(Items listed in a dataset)
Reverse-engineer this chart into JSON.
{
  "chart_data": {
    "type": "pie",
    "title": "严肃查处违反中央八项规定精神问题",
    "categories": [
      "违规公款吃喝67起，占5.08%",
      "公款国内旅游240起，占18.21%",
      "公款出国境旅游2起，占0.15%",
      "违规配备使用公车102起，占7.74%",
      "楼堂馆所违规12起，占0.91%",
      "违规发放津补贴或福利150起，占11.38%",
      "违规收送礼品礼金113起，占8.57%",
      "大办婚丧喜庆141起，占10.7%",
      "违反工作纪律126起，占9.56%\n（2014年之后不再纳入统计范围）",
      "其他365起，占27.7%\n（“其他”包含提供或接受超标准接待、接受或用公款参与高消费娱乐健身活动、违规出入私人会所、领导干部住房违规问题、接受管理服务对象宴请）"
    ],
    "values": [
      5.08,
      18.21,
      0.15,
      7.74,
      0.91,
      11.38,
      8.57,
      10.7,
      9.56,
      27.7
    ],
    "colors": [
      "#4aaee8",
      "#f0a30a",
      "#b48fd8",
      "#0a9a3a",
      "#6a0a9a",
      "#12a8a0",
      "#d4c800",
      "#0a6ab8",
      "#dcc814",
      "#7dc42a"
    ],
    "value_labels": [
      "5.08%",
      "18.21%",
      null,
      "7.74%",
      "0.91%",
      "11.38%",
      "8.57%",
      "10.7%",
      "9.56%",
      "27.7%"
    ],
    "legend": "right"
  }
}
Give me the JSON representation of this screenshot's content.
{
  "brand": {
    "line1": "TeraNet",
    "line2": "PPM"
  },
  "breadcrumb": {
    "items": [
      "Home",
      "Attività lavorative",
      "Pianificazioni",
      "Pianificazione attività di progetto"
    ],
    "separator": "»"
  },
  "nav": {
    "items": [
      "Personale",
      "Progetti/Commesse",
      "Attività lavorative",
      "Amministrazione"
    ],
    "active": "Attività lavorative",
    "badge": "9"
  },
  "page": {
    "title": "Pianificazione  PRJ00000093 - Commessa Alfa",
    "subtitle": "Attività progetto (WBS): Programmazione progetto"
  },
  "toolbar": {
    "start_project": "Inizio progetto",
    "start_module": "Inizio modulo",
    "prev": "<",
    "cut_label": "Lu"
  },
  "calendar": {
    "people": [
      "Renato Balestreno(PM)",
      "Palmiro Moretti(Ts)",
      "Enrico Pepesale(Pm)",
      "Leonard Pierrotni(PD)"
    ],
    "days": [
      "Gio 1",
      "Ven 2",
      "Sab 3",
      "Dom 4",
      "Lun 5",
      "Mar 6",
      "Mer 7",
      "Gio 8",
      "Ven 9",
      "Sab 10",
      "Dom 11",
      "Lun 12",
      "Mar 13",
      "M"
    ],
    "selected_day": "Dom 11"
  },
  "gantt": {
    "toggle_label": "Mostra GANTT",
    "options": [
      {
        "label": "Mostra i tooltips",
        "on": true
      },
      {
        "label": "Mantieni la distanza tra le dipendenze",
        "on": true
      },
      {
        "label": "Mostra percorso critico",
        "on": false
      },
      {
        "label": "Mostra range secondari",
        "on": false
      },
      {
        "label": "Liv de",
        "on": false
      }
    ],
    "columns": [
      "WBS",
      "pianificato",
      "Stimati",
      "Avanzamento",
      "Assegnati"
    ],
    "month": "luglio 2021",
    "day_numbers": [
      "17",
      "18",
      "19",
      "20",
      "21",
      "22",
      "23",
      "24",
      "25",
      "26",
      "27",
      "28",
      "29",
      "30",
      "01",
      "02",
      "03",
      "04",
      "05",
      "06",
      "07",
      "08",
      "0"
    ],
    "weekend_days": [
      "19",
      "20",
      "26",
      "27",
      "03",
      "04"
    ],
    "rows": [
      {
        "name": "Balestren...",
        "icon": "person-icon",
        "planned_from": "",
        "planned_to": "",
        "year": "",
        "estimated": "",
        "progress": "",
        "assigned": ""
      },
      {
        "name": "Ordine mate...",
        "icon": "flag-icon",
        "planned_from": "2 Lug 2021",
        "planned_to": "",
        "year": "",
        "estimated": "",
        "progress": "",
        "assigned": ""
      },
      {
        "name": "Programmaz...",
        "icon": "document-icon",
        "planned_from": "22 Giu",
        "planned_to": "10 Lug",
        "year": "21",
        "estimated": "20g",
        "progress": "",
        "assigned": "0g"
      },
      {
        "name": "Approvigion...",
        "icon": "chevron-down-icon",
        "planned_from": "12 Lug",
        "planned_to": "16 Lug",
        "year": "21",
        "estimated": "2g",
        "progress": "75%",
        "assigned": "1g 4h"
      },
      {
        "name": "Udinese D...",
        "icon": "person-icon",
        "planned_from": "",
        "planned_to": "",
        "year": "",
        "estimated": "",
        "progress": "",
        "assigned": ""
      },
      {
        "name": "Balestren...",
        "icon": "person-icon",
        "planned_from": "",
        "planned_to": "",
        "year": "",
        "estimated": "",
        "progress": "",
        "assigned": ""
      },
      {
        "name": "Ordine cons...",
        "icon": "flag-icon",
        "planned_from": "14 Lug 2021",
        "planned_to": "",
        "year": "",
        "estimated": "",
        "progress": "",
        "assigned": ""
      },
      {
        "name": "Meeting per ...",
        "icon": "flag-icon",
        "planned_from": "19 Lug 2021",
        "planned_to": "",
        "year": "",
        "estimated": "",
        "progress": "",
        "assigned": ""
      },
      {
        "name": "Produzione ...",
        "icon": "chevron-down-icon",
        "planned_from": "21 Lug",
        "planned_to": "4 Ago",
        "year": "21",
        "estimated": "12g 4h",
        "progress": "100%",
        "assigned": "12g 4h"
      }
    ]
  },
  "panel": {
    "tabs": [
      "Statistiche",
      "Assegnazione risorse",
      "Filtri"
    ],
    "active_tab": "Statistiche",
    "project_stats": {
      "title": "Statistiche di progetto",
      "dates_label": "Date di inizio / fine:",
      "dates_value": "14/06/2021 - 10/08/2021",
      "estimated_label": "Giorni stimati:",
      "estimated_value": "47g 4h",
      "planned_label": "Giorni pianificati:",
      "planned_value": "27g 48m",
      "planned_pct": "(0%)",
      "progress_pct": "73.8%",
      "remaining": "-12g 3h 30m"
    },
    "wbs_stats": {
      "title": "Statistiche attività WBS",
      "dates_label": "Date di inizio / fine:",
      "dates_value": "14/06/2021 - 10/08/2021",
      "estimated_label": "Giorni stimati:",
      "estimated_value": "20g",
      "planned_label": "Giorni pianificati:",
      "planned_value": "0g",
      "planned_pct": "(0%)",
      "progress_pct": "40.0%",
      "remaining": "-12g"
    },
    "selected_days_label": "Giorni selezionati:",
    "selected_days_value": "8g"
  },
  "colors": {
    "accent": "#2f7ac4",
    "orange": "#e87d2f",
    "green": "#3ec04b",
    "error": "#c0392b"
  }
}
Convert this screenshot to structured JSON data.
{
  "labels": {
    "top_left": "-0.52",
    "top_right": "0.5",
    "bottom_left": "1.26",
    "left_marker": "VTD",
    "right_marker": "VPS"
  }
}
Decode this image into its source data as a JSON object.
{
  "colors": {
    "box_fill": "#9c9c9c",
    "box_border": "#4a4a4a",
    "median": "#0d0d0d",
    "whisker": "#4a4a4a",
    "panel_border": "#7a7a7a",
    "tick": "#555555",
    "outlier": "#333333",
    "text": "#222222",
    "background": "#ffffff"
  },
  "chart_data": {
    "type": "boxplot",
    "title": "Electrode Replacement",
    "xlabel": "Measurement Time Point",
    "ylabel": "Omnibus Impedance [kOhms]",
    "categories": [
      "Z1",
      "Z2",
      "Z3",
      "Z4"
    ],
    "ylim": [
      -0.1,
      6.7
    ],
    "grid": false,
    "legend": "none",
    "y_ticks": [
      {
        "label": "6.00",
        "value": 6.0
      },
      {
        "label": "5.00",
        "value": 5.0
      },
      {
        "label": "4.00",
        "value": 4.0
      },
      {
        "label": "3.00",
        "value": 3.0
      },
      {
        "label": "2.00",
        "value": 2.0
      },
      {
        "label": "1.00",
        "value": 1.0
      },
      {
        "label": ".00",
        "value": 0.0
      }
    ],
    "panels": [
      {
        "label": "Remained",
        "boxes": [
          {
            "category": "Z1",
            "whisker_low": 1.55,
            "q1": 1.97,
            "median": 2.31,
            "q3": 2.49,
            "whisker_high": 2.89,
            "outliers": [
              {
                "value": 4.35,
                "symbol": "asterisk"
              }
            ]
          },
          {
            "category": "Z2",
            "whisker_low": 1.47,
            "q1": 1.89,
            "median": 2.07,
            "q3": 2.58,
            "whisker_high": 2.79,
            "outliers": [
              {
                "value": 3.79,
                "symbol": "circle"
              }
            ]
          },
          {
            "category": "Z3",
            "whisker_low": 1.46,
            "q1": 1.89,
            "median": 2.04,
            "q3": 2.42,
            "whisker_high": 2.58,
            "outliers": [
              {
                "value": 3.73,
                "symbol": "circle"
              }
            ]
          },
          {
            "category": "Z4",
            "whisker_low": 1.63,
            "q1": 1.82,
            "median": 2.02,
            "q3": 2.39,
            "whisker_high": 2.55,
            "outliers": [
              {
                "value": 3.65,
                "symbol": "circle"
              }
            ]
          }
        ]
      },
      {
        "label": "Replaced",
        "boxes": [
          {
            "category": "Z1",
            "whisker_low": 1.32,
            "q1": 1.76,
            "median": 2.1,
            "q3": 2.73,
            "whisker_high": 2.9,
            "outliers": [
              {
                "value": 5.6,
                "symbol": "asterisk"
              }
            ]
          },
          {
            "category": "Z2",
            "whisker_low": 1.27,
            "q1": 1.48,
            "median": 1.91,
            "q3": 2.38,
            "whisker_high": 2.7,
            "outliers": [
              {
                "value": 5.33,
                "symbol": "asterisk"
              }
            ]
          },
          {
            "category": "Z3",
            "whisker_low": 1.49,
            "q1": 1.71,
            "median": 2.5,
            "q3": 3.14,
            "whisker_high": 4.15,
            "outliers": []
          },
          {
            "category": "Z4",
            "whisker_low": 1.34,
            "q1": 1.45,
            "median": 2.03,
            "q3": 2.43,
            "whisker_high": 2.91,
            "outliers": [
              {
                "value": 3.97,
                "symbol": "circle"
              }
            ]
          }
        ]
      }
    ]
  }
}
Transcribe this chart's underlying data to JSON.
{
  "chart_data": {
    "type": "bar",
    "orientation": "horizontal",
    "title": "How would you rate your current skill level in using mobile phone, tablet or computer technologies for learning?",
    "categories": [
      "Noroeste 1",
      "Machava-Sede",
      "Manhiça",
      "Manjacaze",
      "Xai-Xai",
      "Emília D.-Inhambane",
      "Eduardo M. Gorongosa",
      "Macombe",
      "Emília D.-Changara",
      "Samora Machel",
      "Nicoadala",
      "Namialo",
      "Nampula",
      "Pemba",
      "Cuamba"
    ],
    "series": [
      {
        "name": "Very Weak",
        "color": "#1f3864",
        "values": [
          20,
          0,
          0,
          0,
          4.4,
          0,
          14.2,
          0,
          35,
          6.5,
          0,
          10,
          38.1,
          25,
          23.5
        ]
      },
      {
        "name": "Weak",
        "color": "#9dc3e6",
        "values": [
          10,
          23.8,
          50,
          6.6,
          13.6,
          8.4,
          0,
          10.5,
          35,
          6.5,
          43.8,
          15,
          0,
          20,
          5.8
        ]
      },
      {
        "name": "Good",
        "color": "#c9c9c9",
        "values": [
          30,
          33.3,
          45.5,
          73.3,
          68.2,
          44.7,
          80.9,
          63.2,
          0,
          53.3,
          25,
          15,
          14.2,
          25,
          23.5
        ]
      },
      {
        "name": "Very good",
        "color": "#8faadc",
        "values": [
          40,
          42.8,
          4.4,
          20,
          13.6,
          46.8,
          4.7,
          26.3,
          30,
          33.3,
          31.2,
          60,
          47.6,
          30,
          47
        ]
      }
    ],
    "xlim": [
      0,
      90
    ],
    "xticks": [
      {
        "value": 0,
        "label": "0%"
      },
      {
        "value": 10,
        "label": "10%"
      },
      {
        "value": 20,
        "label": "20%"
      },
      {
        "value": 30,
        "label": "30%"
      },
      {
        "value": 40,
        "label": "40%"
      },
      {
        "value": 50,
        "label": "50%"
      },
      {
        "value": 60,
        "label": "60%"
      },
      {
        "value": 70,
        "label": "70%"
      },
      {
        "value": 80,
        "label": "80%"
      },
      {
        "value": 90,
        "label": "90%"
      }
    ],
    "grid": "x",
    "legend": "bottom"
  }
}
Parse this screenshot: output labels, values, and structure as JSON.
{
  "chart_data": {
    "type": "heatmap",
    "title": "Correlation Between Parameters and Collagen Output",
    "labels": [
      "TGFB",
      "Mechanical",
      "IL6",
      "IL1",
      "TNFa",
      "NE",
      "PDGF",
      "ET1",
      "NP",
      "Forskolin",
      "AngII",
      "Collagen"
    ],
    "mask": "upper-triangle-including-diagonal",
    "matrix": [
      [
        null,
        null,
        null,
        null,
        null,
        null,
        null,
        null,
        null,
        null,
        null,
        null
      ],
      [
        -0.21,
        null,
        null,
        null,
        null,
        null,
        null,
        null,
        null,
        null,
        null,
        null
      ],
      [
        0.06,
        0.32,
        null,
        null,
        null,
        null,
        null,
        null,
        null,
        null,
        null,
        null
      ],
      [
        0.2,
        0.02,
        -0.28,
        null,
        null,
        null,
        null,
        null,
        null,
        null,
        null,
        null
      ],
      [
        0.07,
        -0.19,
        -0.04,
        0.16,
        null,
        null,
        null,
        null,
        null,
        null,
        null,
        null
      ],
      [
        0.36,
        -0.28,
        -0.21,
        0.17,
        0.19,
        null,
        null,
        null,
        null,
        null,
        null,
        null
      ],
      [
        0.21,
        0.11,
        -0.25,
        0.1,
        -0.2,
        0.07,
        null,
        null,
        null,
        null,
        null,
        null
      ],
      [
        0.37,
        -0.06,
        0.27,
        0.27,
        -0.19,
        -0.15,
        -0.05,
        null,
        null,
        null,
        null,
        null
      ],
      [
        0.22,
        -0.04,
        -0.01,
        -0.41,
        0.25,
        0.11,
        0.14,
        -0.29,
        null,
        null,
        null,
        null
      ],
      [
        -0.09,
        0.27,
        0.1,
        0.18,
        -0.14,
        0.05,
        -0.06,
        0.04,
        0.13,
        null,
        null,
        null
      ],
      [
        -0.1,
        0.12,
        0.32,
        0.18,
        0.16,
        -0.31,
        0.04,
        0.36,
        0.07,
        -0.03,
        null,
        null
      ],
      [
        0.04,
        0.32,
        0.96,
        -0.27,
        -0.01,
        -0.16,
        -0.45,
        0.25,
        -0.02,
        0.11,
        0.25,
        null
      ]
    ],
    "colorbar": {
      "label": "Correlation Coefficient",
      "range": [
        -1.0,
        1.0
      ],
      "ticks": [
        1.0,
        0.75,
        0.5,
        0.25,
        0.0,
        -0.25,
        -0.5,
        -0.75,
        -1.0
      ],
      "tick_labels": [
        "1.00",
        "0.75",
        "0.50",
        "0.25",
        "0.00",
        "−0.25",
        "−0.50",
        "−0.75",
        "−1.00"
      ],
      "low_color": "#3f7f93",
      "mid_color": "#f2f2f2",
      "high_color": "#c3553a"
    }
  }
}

- Exercise -
List every line above that holds the word "into".

- Full response -
Reverse-engineer this chart into JSON.
Decode this image into its source data as a JSON object.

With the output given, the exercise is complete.